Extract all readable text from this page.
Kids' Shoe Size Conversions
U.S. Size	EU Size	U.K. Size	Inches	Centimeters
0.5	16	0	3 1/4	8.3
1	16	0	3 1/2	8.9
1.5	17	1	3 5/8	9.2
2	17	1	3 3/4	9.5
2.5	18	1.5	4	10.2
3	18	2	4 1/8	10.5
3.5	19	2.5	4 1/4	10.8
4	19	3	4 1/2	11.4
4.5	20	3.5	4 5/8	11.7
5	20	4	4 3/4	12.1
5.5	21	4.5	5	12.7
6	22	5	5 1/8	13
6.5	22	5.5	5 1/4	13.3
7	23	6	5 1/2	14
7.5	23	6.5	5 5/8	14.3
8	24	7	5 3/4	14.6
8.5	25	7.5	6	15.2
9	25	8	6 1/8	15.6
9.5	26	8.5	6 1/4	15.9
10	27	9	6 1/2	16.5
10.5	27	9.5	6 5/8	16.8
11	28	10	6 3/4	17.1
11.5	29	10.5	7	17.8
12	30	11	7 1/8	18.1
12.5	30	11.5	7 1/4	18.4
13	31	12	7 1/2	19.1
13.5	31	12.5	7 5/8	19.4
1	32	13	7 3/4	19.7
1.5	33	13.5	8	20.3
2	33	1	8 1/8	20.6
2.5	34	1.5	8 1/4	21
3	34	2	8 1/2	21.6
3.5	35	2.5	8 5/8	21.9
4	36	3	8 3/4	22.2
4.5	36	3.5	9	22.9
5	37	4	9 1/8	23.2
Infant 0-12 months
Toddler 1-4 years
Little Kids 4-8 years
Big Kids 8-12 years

..........

TASK DIRECTIONS:
Copy out each record, keeping every word as it is.

EXPECTED ANSWER:
Extract all readable text from this page.
Kids' Shoe Size Conversions
U.S. Size	EU Size	U.K. Size	Inches	Centimeters
0.5	16	0	3 1/4	8.3
1	16	0	3 1/2	8.9
1.5	17	1	3 5/8	9.2
2	17	1	3 3/4	9.5
2.5	18	1.5	4	10.2
3	18	2	4 1/8	10.5
3.5	19	2.5	4 1/4	10.8
4	19	3	4 1/2	11.4
4.5	20	3.5	4 5/8	11.7
5	20	4	4 3/4	12.1
5.5	21	4.5	5	12.7
6	22	5	5 1/8	13
6.5	22	5.5	5 1/4	13.3
7	23	6	5 1/2	14
7.5	23	6.5	5 5/8	14.3
8	24	7	5 3/4	14.6
8.5	25	7.5	6	15.2
9	25	8	6 1/8	15.6
9.5	26	8.5	6 1/4	15.9
10	27	9	6 1/2	16.5
10.5	27	9.5	6 5/8	16.8
11	28	10	6 3/4	17.1
11.5	29	10.5	7	17.8
12	30	11	7 1/8	18.1
12.5	30	11.5	7 1/4	18.4
13	31	12	7 1/2	19.1
13.5	31	12.5	7 5/8	19.4
1	32	13	7 3/4	19.7
1.5	33	13.5	8	20.3
2	33	1	8 1/8	20.6
2.5	34	1.5	8 1/4	21
3	34	2	8 1/2	21.6
3.5	35	2.5	8 5/8	21.9
4	36	3	8 3/4	22.2
4.5	36	3.5	9	22.9
5	37	4	9 1/8	23.2
Infant 0-12 months
Toddler 1-4 years
Little Kids 4-8 years
Big Kids 8-12 years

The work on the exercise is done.